## WRITTEN TASK
Show all lines of the listing that hold the word "Orta".
**** TASK INPUT
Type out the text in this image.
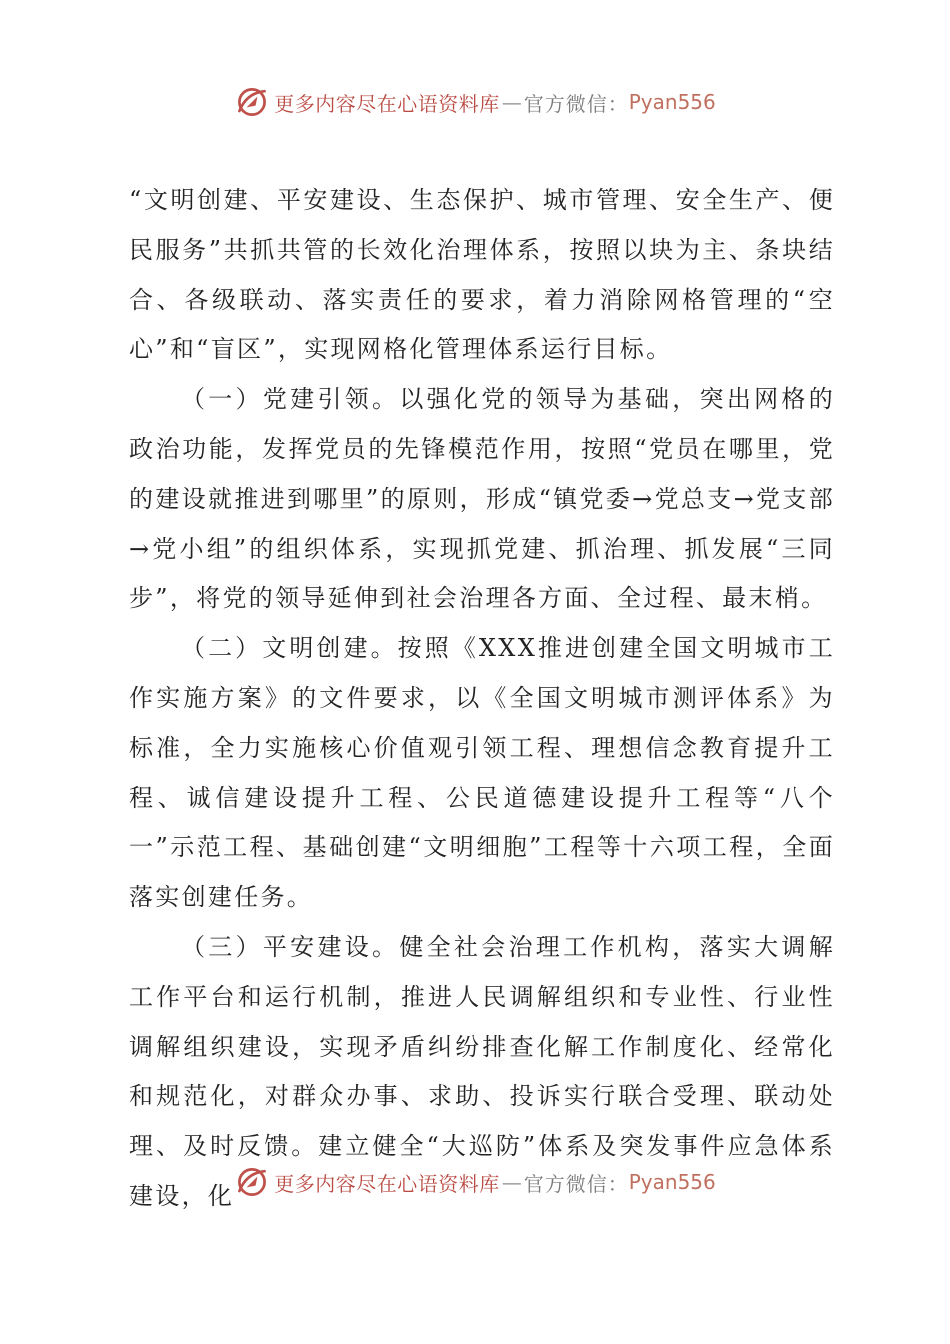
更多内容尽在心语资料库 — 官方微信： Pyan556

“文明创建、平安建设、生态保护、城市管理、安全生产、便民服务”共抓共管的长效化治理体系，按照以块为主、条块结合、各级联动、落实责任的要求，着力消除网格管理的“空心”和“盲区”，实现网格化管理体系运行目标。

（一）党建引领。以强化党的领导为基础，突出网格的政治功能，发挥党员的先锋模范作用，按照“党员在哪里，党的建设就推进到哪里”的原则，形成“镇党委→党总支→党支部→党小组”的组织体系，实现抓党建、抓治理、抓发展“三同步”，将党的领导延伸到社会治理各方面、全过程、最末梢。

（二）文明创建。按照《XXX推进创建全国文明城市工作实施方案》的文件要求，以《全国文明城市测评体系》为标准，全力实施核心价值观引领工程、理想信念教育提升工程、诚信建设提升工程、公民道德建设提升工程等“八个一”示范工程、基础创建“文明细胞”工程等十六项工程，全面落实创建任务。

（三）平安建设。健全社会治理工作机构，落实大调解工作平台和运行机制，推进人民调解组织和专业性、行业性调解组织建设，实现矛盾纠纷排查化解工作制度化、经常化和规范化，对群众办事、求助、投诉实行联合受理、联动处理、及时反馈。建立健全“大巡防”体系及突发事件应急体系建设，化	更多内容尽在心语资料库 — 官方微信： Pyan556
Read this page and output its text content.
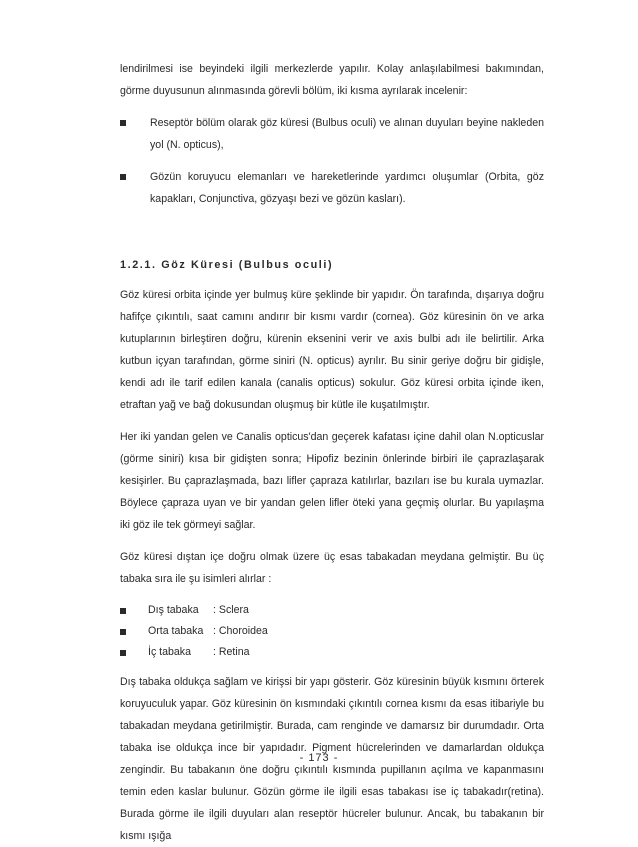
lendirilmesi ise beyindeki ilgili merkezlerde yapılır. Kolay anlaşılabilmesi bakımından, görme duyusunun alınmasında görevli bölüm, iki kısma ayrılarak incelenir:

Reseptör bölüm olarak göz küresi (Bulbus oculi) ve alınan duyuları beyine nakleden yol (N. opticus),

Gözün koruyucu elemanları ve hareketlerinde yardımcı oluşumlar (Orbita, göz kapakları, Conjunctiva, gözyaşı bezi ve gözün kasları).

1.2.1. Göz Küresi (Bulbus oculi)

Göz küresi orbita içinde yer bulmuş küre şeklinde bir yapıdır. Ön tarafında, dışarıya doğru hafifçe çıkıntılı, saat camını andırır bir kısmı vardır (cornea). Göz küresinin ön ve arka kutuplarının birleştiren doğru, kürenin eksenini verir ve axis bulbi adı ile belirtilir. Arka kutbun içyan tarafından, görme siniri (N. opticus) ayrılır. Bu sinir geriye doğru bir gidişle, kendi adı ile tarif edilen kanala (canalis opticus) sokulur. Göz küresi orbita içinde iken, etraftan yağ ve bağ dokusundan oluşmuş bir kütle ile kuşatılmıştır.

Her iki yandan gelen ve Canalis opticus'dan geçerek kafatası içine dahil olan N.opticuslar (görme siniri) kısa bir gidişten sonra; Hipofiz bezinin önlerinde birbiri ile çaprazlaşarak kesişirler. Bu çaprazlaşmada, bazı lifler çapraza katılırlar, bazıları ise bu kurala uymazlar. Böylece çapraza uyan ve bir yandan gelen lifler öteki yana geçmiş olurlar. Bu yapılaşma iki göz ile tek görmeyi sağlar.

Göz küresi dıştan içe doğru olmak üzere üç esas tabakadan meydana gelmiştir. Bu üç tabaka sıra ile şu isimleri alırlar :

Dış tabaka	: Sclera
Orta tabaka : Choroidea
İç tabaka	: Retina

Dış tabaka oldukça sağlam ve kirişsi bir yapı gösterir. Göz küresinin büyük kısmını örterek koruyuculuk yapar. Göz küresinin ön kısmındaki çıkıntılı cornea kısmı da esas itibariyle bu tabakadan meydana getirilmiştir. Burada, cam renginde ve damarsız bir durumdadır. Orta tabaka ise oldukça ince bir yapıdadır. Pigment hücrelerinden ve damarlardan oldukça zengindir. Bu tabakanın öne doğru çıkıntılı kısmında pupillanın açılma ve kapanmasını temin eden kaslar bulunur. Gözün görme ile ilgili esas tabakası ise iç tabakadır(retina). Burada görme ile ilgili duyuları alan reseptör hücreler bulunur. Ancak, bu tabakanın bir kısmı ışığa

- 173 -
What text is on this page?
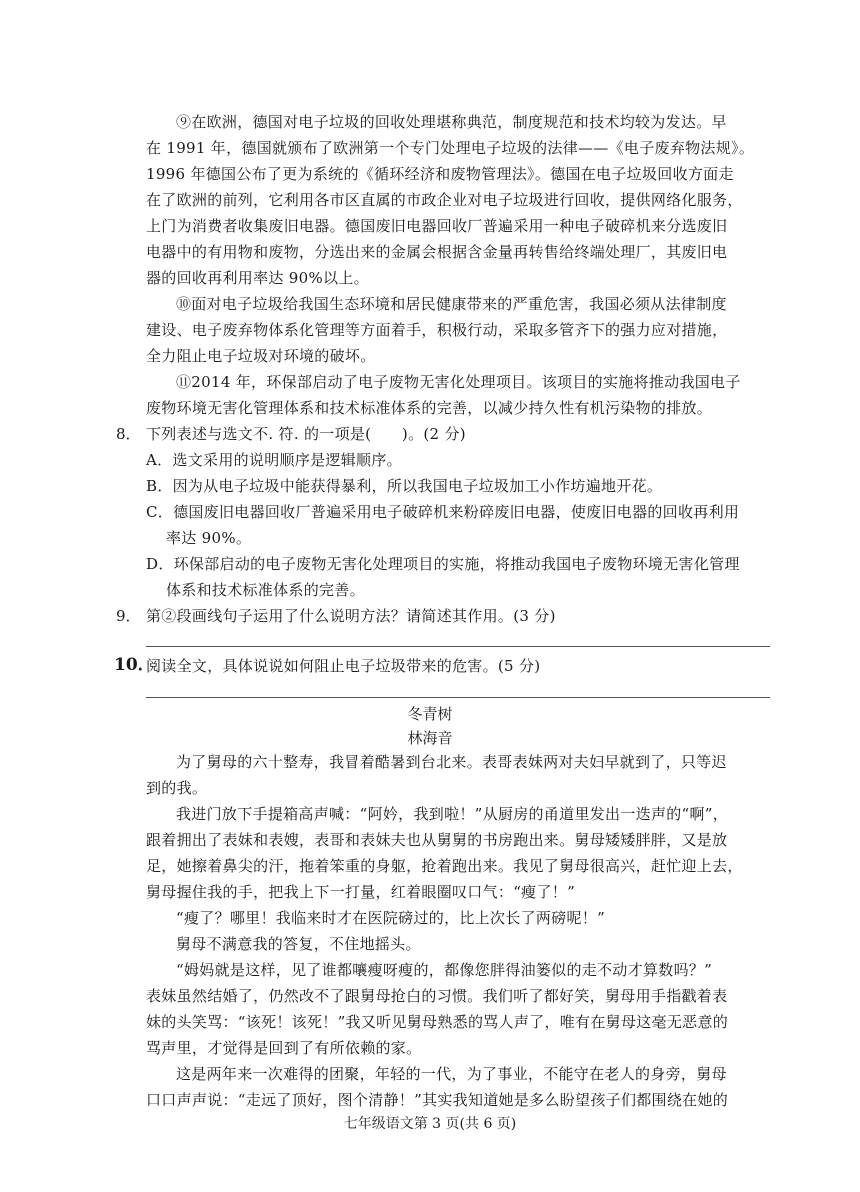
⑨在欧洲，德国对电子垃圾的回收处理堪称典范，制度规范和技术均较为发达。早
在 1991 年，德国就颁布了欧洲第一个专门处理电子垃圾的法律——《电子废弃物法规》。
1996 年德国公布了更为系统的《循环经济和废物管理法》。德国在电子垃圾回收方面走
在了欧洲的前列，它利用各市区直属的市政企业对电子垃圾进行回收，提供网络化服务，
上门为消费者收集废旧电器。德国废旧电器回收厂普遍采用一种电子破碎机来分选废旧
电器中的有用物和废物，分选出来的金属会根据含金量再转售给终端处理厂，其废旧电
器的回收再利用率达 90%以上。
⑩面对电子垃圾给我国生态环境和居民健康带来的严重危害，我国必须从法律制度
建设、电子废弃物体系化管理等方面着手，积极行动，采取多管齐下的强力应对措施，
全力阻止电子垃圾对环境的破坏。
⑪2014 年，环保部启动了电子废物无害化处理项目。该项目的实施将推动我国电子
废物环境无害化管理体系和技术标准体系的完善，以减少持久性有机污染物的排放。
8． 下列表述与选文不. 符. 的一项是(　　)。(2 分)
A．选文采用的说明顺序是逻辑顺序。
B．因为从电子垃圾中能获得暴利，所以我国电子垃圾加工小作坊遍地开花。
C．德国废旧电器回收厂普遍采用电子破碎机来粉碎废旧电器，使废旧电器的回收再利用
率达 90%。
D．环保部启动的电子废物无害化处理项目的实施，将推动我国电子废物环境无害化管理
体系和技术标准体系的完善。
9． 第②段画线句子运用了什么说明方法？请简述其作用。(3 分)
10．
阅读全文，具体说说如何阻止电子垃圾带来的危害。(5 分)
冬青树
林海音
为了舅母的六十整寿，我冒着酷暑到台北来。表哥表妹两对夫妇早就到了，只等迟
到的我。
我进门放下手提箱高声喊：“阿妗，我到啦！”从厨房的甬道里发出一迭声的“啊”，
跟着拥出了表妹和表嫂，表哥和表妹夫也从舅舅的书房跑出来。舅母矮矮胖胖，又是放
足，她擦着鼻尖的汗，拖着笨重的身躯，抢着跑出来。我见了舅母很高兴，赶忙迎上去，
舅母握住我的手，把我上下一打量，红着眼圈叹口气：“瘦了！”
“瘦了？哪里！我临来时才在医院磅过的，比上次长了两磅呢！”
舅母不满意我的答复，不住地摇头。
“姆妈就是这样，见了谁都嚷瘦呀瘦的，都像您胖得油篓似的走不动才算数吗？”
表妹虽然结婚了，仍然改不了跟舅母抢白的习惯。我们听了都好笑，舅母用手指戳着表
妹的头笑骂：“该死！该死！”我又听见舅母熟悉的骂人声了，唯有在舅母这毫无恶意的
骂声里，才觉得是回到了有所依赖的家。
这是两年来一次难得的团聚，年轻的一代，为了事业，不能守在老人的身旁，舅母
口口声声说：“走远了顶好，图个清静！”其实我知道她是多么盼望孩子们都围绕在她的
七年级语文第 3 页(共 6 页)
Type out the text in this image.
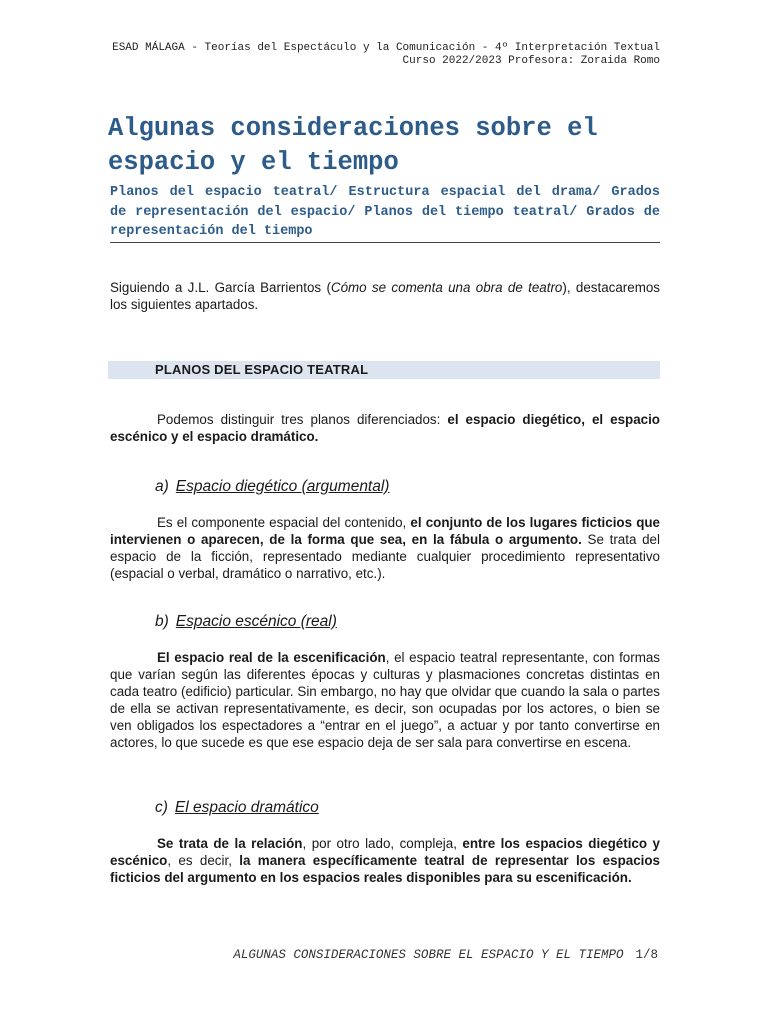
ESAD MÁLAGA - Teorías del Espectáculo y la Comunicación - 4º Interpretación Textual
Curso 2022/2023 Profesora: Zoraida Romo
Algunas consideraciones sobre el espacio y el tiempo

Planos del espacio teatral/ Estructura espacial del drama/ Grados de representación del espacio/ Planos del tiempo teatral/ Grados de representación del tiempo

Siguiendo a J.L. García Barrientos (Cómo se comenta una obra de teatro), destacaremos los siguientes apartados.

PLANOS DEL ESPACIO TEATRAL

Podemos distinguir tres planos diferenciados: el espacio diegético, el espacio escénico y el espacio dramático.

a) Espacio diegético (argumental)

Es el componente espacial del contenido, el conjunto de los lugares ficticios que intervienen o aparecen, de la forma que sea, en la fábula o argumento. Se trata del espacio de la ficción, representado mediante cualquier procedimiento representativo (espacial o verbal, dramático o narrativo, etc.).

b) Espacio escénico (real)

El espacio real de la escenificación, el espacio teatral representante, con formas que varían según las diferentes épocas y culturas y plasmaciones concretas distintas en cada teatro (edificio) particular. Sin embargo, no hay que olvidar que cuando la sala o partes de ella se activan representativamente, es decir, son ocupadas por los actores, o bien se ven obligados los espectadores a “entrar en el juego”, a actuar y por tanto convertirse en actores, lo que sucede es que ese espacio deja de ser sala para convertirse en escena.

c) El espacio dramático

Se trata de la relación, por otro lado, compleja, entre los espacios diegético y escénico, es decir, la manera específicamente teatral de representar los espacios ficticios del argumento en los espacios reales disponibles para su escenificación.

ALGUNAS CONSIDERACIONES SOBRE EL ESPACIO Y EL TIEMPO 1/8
********
## RESPONSE TO THIS TASK
Orta tabaka : Choroidea
Dış tabaka oldukça sağlam ve kirişsi bir yapı gösterir. Göz küresinin büyük kısmını örterek koruyuculuk yapar. Göz küresinin ön kısmındaki çıkıntılı cornea kısmı da esas itibariyle bu tabakadan meydana getirilmiştir. Burada, cam renginde ve damarsız bir durumdadır. Orta tabaka ise oldukça ince bir yapıdadır. Pigment hücrelerinden ve damarlardan oldukça zengindir. Bu tabakanın öne doğru çıkıntılı kısmında pupillanın açılma ve kapanmasını temin eden kaslar bulunur. Gözün görme ile ilgili esas tabakası ise iç tabakadır(retina). Burada görme ile ilgili duyuları alan reseptör hücreler bulunur. Ancak, bu tabakanın bir kısmı ışığa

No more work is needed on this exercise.